Given exercise: Give only the number of lines below that contain the word "type".

Dataset entries:

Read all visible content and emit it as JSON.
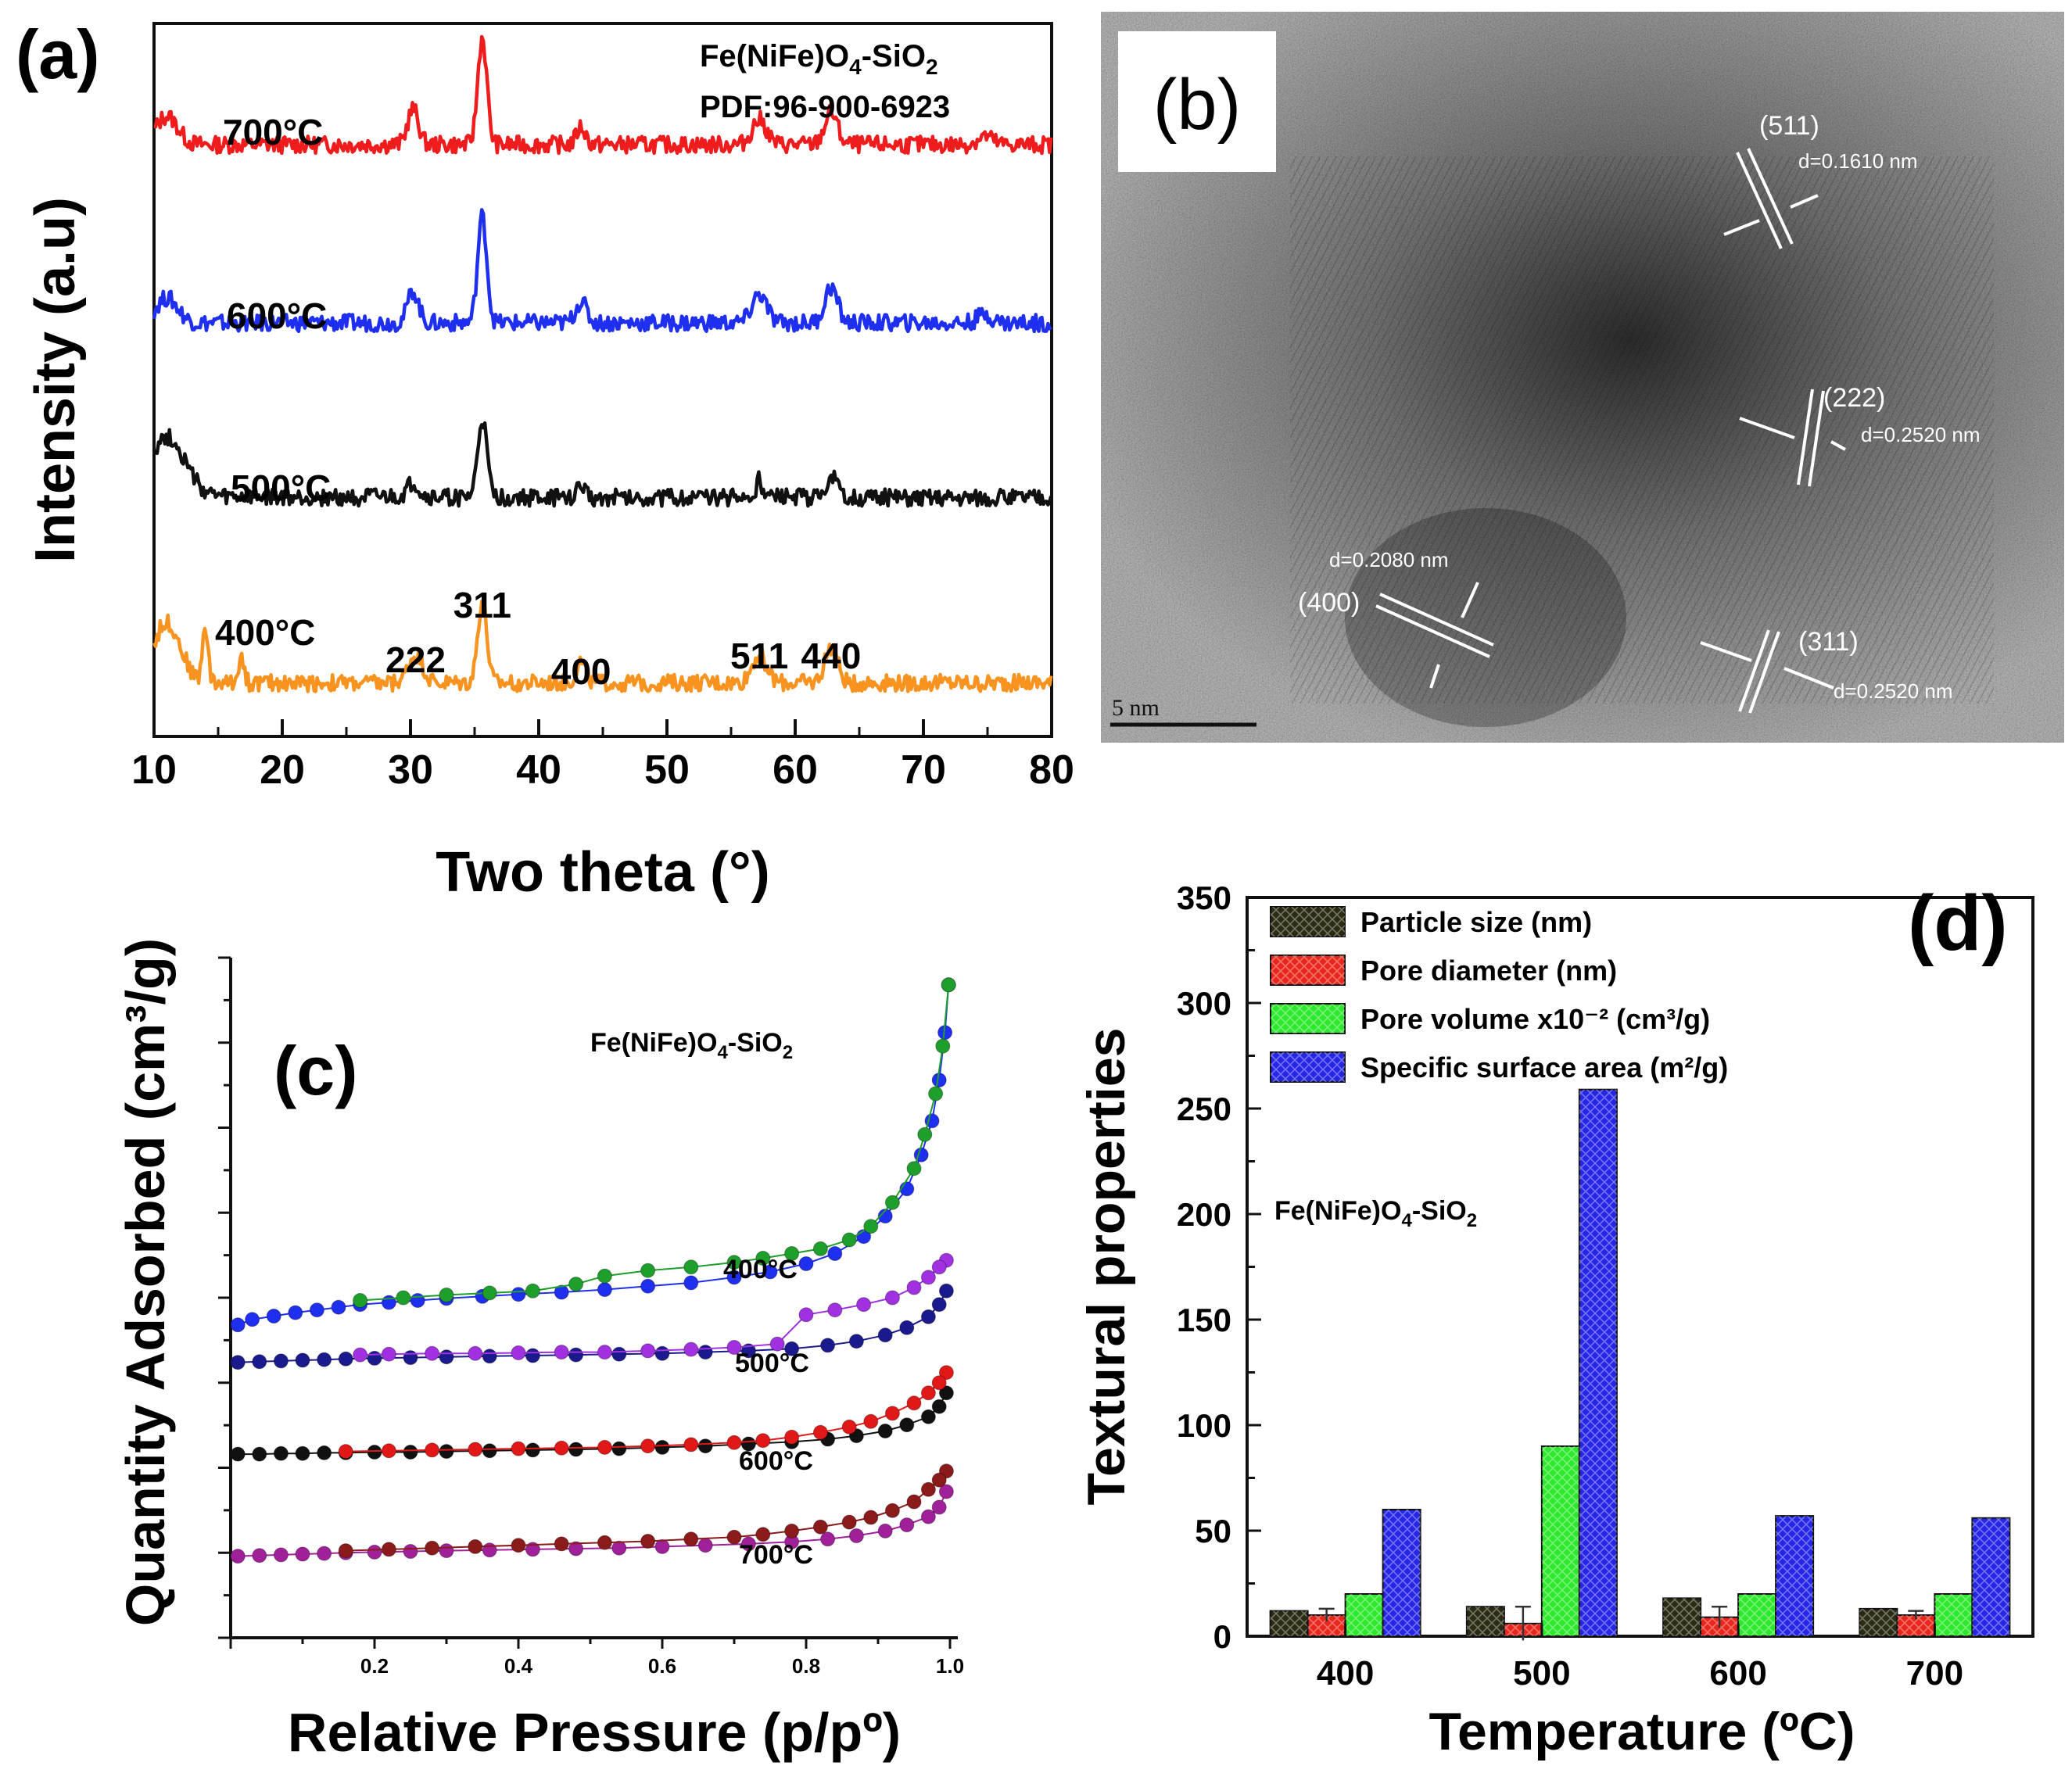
{
  "chart_data": [
    {
      "panel": "a",
      "type": "line",
      "panel_label": "(a)",
      "xlabel": "Two theta (°)",
      "ylabel": "Intensity (a.u)",
      "xlim": [
        10,
        80
      ],
      "xticks": [
        "10",
        "20",
        "30",
        "40",
        "50",
        "60",
        "70",
        "80"
      ],
      "legend_lines": [
        "Fe(NiFe)O4-SiO2",
        "PDF:96-900-6923"
      ],
      "peak_labels": [
        {
          "text": "222",
          "x": 30.4
        },
        {
          "text": "311",
          "x": 35.6
        },
        {
          "text": "400",
          "x": 43.3
        },
        {
          "text": "511",
          "x": 57.2
        },
        {
          "text": "440",
          "x": 62.8
        }
      ],
      "series": [
        {
          "name": "700°C",
          "color": "#ee1c1c",
          "baseline": 0.83,
          "noise": 0.012,
          "peaks": [
            [
              11,
              0.04,
              1.2
            ],
            [
              30.2,
              0.05,
              0.6
            ],
            [
              35.6,
              0.15,
              0.5
            ],
            [
              43.3,
              0.025,
              0.5
            ],
            [
              57.2,
              0.035,
              0.8
            ],
            [
              62.8,
              0.045,
              0.7
            ],
            [
              74.8,
              0.012,
              0.8
            ]
          ]
        },
        {
          "name": "600°C",
          "color": "#1f2ff0",
          "baseline": 0.58,
          "noise": 0.012,
          "peaks": [
            [
              11,
              0.035,
              1.2
            ],
            [
              30.2,
              0.045,
              0.6
            ],
            [
              35.6,
              0.15,
              0.5
            ],
            [
              43.3,
              0.03,
              0.6
            ],
            [
              57.2,
              0.04,
              0.8
            ],
            [
              62.8,
              0.05,
              0.7
            ],
            [
              74.8,
              0.012,
              0.8
            ]
          ]
        },
        {
          "name": "500°C",
          "color": "#111111",
          "baseline": 0.335,
          "noise": 0.012,
          "peaks": [
            [
              11,
              0.085,
              2.0
            ],
            [
              30.2,
              0.02,
              0.6
            ],
            [
              35.6,
              0.11,
              0.5
            ],
            [
              43.3,
              0.015,
              0.5
            ],
            [
              57.2,
              0.025,
              0.3
            ],
            [
              62.8,
              0.03,
              0.6
            ]
          ]
        },
        {
          "name": "400°C",
          "color": "#f7931e",
          "baseline": 0.075,
          "noise": 0.012,
          "peaks": [
            [
              11,
              0.085,
              1.5
            ],
            [
              14,
              0.08,
              0.3
            ],
            [
              16.8,
              0.04,
              0.3
            ],
            [
              30.4,
              0.04,
              0.8
            ],
            [
              35.6,
              0.115,
              0.5
            ],
            [
              43.3,
              0.03,
              0.5
            ],
            [
              57.2,
              0.04,
              0.8
            ],
            [
              62.8,
              0.05,
              0.7
            ]
          ]
        }
      ]
    },
    {
      "panel": "b",
      "type": "image",
      "panel_label": "(b)",
      "scale_bar": "5 nm",
      "annotations": [
        {
          "plane": "(511)",
          "spacing": "d=0.1610 nm"
        },
        {
          "plane": "(222)",
          "spacing": "d=0.2520 nm"
        },
        {
          "plane": "(400)",
          "spacing": "d=0.2080 nm"
        },
        {
          "plane": "(311)",
          "spacing": "d=0.2520 nm"
        }
      ]
    },
    {
      "panel": "c",
      "type": "scatter",
      "panel_label": "(c)",
      "xlabel": "Relative Pressure (p/pº)",
      "ylabel": "Quantity Adsorbed (cm³/g)",
      "xlim": [
        0,
        1.0
      ],
      "xticks": [
        "0.2",
        "0.4",
        "0.6",
        "0.8",
        "1.0"
      ],
      "inset_label": "Fe(NiFe)O4-SiO2",
      "series": [
        {
          "name": "400°C",
          "ads_color": "#1f2ff0",
          "des_color": "#1e9e2a",
          "adsorption": [
            [
              0.01,
              0.46
            ],
            [
              0.03,
              0.468
            ],
            [
              0.06,
              0.473
            ],
            [
              0.09,
              0.478
            ],
            [
              0.12,
              0.482
            ],
            [
              0.15,
              0.486
            ],
            [
              0.18,
              0.49
            ],
            [
              0.22,
              0.493
            ],
            [
              0.26,
              0.496
            ],
            [
              0.3,
              0.499
            ],
            [
              0.35,
              0.502
            ],
            [
              0.4,
              0.505
            ],
            [
              0.46,
              0.508
            ],
            [
              0.52,
              0.512
            ],
            [
              0.58,
              0.517
            ],
            [
              0.64,
              0.522
            ],
            [
              0.7,
              0.53
            ],
            [
              0.75,
              0.538
            ],
            [
              0.8,
              0.55
            ],
            [
              0.84,
              0.565
            ],
            [
              0.88,
              0.59
            ],
            [
              0.91,
              0.62
            ],
            [
              0.94,
              0.66
            ],
            [
              0.96,
              0.71
            ],
            [
              0.975,
              0.76
            ],
            [
              0.985,
              0.82
            ],
            [
              0.993,
              0.89
            ],
            [
              0.998,
              0.96
            ]
          ],
          "desorption": [
            [
              0.998,
              0.96
            ],
            [
              0.99,
              0.87
            ],
            [
              0.98,
              0.8
            ],
            [
              0.965,
              0.74
            ],
            [
              0.95,
              0.69
            ],
            [
              0.92,
              0.64
            ],
            [
              0.89,
              0.605
            ],
            [
              0.86,
              0.585
            ],
            [
              0.82,
              0.572
            ],
            [
              0.78,
              0.565
            ],
            [
              0.74,
              0.558
            ],
            [
              0.7,
              0.552
            ],
            [
              0.64,
              0.545
            ],
            [
              0.58,
              0.54
            ],
            [
              0.52,
              0.532
            ],
            [
              0.48,
              0.52
            ],
            [
              0.42,
              0.51
            ],
            [
              0.36,
              0.507
            ],
            [
              0.3,
              0.504
            ],
            [
              0.24,
              0.5
            ],
            [
              0.18,
              0.496
            ]
          ]
        },
        {
          "name": "500°C",
          "ads_color": "#1a1a8c",
          "des_color": "#a030e0",
          "adsorption": [
            [
              0.01,
              0.405
            ],
            [
              0.04,
              0.406
            ],
            [
              0.07,
              0.407
            ],
            [
              0.1,
              0.408
            ],
            [
              0.13,
              0.409
            ],
            [
              0.16,
              0.41
            ],
            [
              0.2,
              0.411
            ],
            [
              0.25,
              0.412
            ],
            [
              0.3,
              0.413
            ],
            [
              0.36,
              0.414
            ],
            [
              0.42,
              0.415
            ],
            [
              0.48,
              0.416
            ],
            [
              0.54,
              0.417
            ],
            [
              0.6,
              0.418
            ],
            [
              0.66,
              0.42
            ],
            [
              0.72,
              0.422
            ],
            [
              0.78,
              0.425
            ],
            [
              0.83,
              0.43
            ],
            [
              0.87,
              0.436
            ],
            [
              0.91,
              0.445
            ],
            [
              0.94,
              0.456
            ],
            [
              0.97,
              0.472
            ],
            [
              0.985,
              0.49
            ],
            [
              0.995,
              0.51
            ]
          ],
          "desorption": [
            [
              0.995,
              0.555
            ],
            [
              0.985,
              0.545
            ],
            [
              0.97,
              0.53
            ],
            [
              0.95,
              0.515
            ],
            [
              0.92,
              0.5
            ],
            [
              0.88,
              0.49
            ],
            [
              0.84,
              0.482
            ],
            [
              0.8,
              0.475
            ],
            [
              0.76,
              0.432
            ],
            [
              0.7,
              0.427
            ],
            [
              0.64,
              0.424
            ],
            [
              0.58,
              0.422
            ],
            [
              0.52,
              0.42
            ],
            [
              0.46,
              0.42
            ],
            [
              0.4,
              0.419
            ],
            [
              0.34,
              0.418
            ],
            [
              0.28,
              0.418
            ],
            [
              0.22,
              0.417
            ],
            [
              0.18,
              0.416
            ]
          ]
        },
        {
          "name": "600°C",
          "ads_color": "#111111",
          "des_color": "#e01818",
          "adsorption": [
            [
              0.01,
              0.27
            ],
            [
              0.04,
              0.27
            ],
            [
              0.07,
              0.271
            ],
            [
              0.1,
              0.271
            ],
            [
              0.13,
              0.272
            ],
            [
              0.16,
              0.272
            ],
            [
              0.2,
              0.273
            ],
            [
              0.25,
              0.273
            ],
            [
              0.3,
              0.274
            ],
            [
              0.36,
              0.275
            ],
            [
              0.42,
              0.276
            ],
            [
              0.48,
              0.277
            ],
            [
              0.54,
              0.278
            ],
            [
              0.6,
              0.28
            ],
            [
              0.66,
              0.282
            ],
            [
              0.72,
              0.285
            ],
            [
              0.78,
              0.288
            ],
            [
              0.83,
              0.292
            ],
            [
              0.87,
              0.297
            ],
            [
              0.91,
              0.304
            ],
            [
              0.94,
              0.313
            ],
            [
              0.97,
              0.325
            ],
            [
              0.985,
              0.34
            ],
            [
              0.995,
              0.36
            ]
          ],
          "desorption": [
            [
              0.995,
              0.39
            ],
            [
              0.985,
              0.375
            ],
            [
              0.97,
              0.36
            ],
            [
              0.95,
              0.345
            ],
            [
              0.92,
              0.33
            ],
            [
              0.89,
              0.318
            ],
            [
              0.86,
              0.31
            ],
            [
              0.82,
              0.302
            ],
            [
              0.78,
              0.295
            ],
            [
              0.74,
              0.29
            ],
            [
              0.7,
              0.287
            ],
            [
              0.64,
              0.284
            ],
            [
              0.58,
              0.282
            ],
            [
              0.52,
              0.28
            ],
            [
              0.46,
              0.279
            ],
            [
              0.4,
              0.278
            ],
            [
              0.34,
              0.277
            ],
            [
              0.28,
              0.276
            ],
            [
              0.22,
              0.275
            ],
            [
              0.16,
              0.274
            ]
          ]
        },
        {
          "name": "700°C",
          "ads_color": "#a0209a",
          "des_color": "#8b1a1a",
          "adsorption": [
            [
              0.01,
              0.12
            ],
            [
              0.04,
              0.121
            ],
            [
              0.07,
              0.122
            ],
            [
              0.1,
              0.123
            ],
            [
              0.13,
              0.124
            ],
            [
              0.16,
              0.125
            ],
            [
              0.2,
              0.126
            ],
            [
              0.25,
              0.127
            ],
            [
              0.3,
              0.128
            ],
            [
              0.36,
              0.129
            ],
            [
              0.42,
              0.13
            ],
            [
              0.48,
              0.131
            ],
            [
              0.54,
              0.132
            ],
            [
              0.6,
              0.134
            ],
            [
              0.66,
              0.136
            ],
            [
              0.72,
              0.138
            ],
            [
              0.78,
              0.141
            ],
            [
              0.83,
              0.145
            ],
            [
              0.87,
              0.15
            ],
            [
              0.91,
              0.157
            ],
            [
              0.94,
              0.166
            ],
            [
              0.97,
              0.178
            ],
            [
              0.985,
              0.192
            ],
            [
              0.995,
              0.215
            ]
          ],
          "desorption": [
            [
              0.995,
              0.245
            ],
            [
              0.985,
              0.232
            ],
            [
              0.97,
              0.218
            ],
            [
              0.95,
              0.2
            ],
            [
              0.92,
              0.187
            ],
            [
              0.89,
              0.177
            ],
            [
              0.86,
              0.17
            ],
            [
              0.82,
              0.163
            ],
            [
              0.78,
              0.157
            ],
            [
              0.74,
              0.152
            ],
            [
              0.7,
              0.148
            ],
            [
              0.64,
              0.145
            ],
            [
              0.58,
              0.142
            ],
            [
              0.52,
              0.14
            ],
            [
              0.46,
              0.138
            ],
            [
              0.4,
              0.136
            ],
            [
              0.34,
              0.134
            ],
            [
              0.28,
              0.132
            ],
            [
              0.22,
              0.13
            ],
            [
              0.16,
              0.128
            ]
          ]
        }
      ]
    },
    {
      "panel": "d",
      "type": "bar",
      "panel_label": "(d)",
      "xlabel": "Temperature (ºC)",
      "ylabel": "Textural properties",
      "ylim": [
        0,
        350
      ],
      "yticks": [
        "0",
        "50",
        "100",
        "150",
        "200",
        "250",
        "300",
        "350"
      ],
      "categories": [
        "400",
        "500",
        "600",
        "700"
      ],
      "inset_label": "Fe(NiFe)O4-SiO2",
      "series": [
        {
          "name": "Particle size (nm)",
          "color": "#2b2b14",
          "values": [
            12,
            14,
            18,
            13
          ],
          "errors": [
            0,
            0,
            0,
            0
          ]
        },
        {
          "name": "Pore diameter (nm)",
          "color": "#e8261c",
          "values": [
            10,
            6,
            9,
            10
          ],
          "errors": [
            3,
            8,
            5,
            2
          ]
        },
        {
          "name": "Pore volume x10⁻² (cm³/g)",
          "color": "#2ee82e",
          "values": [
            20,
            90,
            20,
            20
          ],
          "errors": [
            0,
            0,
            0,
            0
          ]
        },
        {
          "name": "Specific surface area (m²/g)",
          "color": "#2626e6",
          "values": [
            60,
            259,
            57,
            56
          ],
          "errors": [
            0,
            0,
            0,
            0
          ]
        }
      ]
    }
  ]
}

Solution for this exercise: 4